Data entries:
----
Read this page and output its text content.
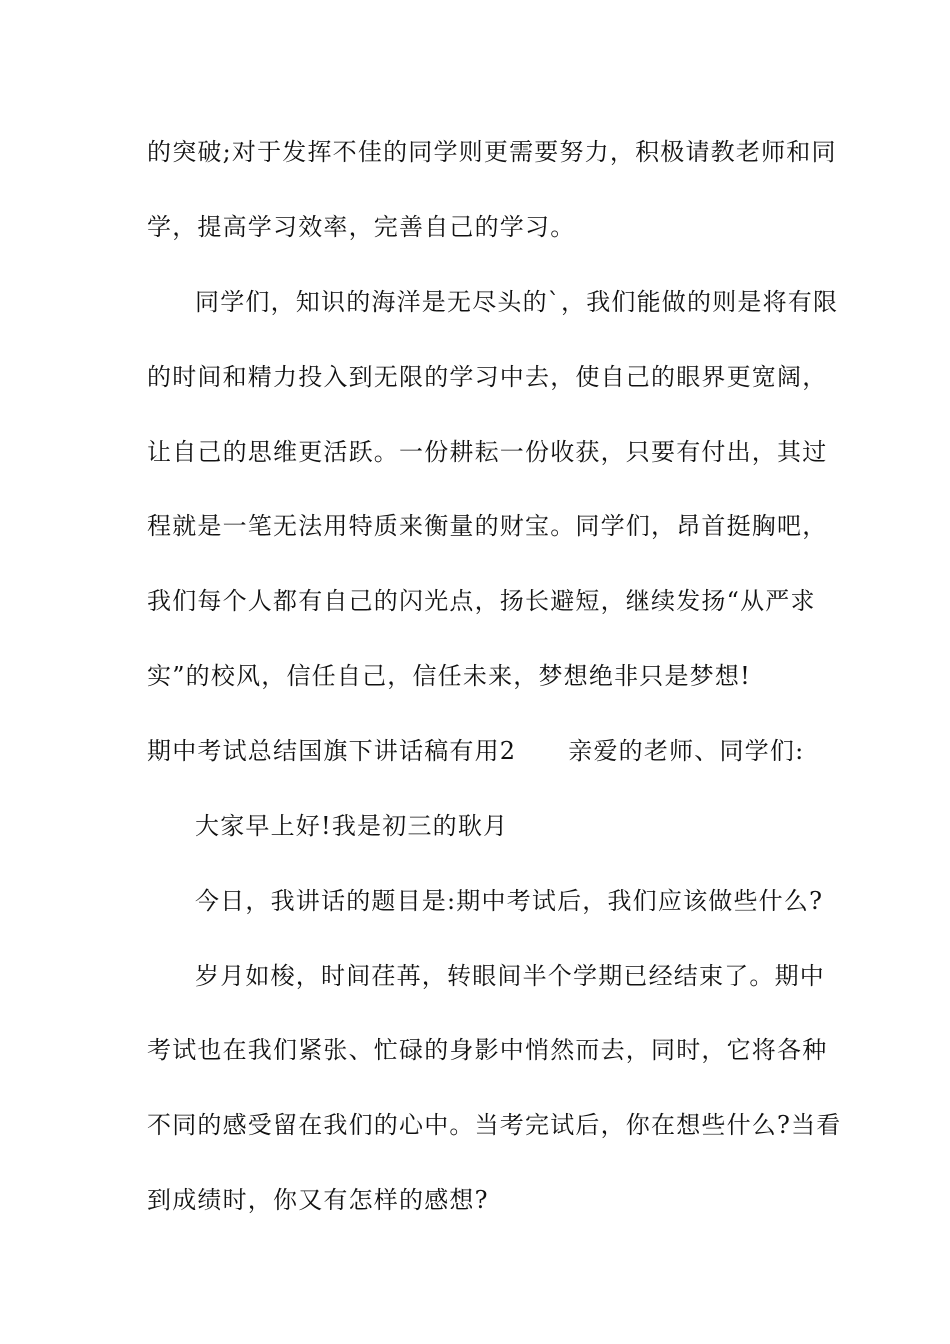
的突破;对于发挥不佳的同学则更需要努力，积极请教老师和同
学，提高学习效率，完善自己的学习。
同学们，知识的海洋是无尽头的`，我们能做的则是将有限
的时间和精力投入到无限的学习中去，使自己的眼界更宽阔，
让自己的思维更活跃。一份耕耘一份收获，只要有付出，其过
程就是一笔无法用特质来衡量的财宝。同学们，昂首挺胸吧，
我们每个人都有自己的闪光点，扬长避短，继续发扬“从严求
实”的校风，信任自己，信任未来，梦想绝非只是梦想!
期中考试总结国旗下讲话稿有用2 亲爱的老师、同学们:
大家早上好!我是初三的耿月
今日，我讲话的题目是:期中考试后，我们应该做些什么?
岁月如梭，时间荏苒，转眼间半个学期已经结束了。期中
考试也在我们紧张、忙碌的身影中悄然而去，同时，它将各种
不同的感受留在我们的心中。当考完试后，你在想些什么?当看
到成绩时，你又有怎样的感想?
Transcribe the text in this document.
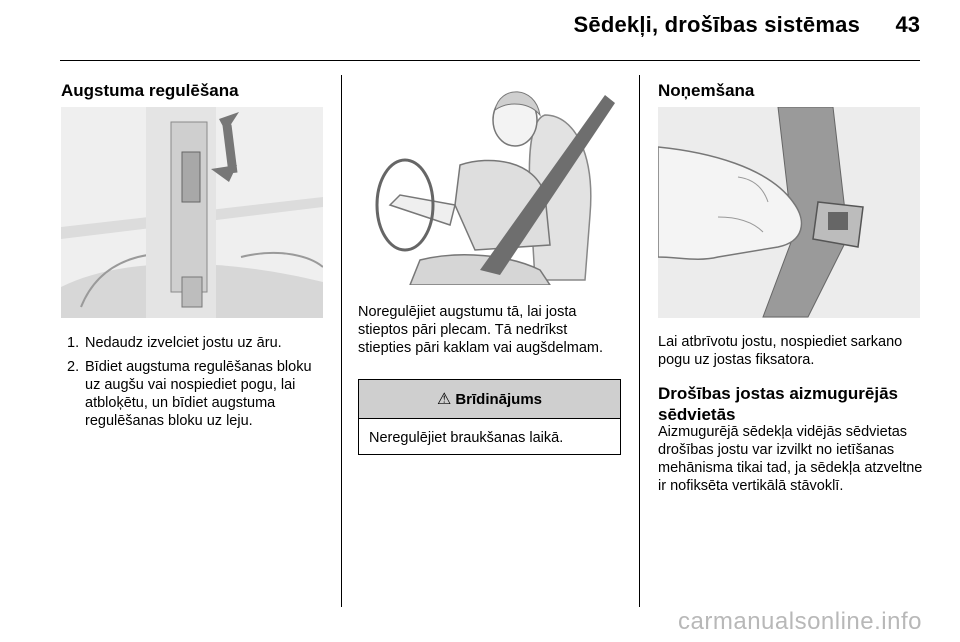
Sēdekļi, drošības sistēmas 43
Augstuma regulēšana
1. Nedaudz izvelciet jostu uz āru.
2. Bīdiet augstuma regulēšanas bloku uz augšu vai nospiediet pogu, lai atbloķētu, un bīdiet augstuma regulēšanas bloku uz leju.
Noregulējiet augstumu tā, lai josta stieptos pāri plecam. Tā nedrīkst stiepties pāri kaklam vai augšdelmam.
⚠ Brīdinājums
Neregulējiet braukšanas laikā.
Noņemšana
Lai atbrīvotu jostu, nospiediet sarkano pogu uz jostas fiksatora.
Drošības jostas aizmugurējās sēdvietās
Aizmugurējā sēdekļa vidējās sēdvietas drošības jostu var izvilkt no ietīšanas mehānisma tikai tad, ja sēdekļa atzveltne ir nofiksēta vertikālā stāvoklī.
carmanualsonline.info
----
Task details: Retype every entry verbatim and exclude the pictures from the copy.

Final result:
Read this page and output its text content.
的突破;对于发挥不佳的同学则更需要努力，积极请教老师和同
学，提高学习效率，完善自己的学习。
同学们，知识的海洋是无尽头的`，我们能做的则是将有限
的时间和精力投入到无限的学习中去，使自己的眼界更宽阔，
让自己的思维更活跃。一份耕耘一份收获，只要有付出，其过
程就是一笔无法用特质来衡量的财宝。同学们，昂首挺胸吧，
我们每个人都有自己的闪光点，扬长避短，继续发扬“从严求
实”的校风，信任自己，信任未来，梦想绝非只是梦想!
期中考试总结国旗下讲话稿有用2 亲爱的老师、同学们:
大家早上好!我是初三的耿月
今日，我讲话的题目是:期中考试后，我们应该做些什么?
岁月如梭，时间荏苒，转眼间半个学期已经结束了。期中
考试也在我们紧张、忙碌的身影中悄然而去，同时，它将各种
不同的感受留在我们的心中。当考完试后，你在想些什么?当看
到成绩时，你又有怎样的感想?
Transcribe the text in this document.
Sēdekļi, drošības sistēmas 43
Augstuma regulēšana
1. Nedaudz izvelciet jostu uz āru.
2. Bīdiet augstuma regulēšanas bloku uz augšu vai nospiediet pogu, lai atbloķētu, un bīdiet augstuma regulēšanas bloku uz leju.
Noregulējiet augstumu tā, lai josta stieptos pāri plecam. Tā nedrīkst stiepties pāri kaklam vai augšdelmam.
⚠ Brīdinājums
Neregulējiet braukšanas laikā.
Noņemšana
Lai atbrīvotu jostu, nospiediet sarkano pogu uz jostas fiksatora.
Drošības jostas aizmugurējās sēdvietās
Aizmugurējā sēdekļa vidējās sēdvietas drošības jostu var izvilkt no ietīšanas mehānisma tikai tad, ja sēdekļa atzveltne ir nofiksēta vertikālā stāvoklī.
carmanualsonline.info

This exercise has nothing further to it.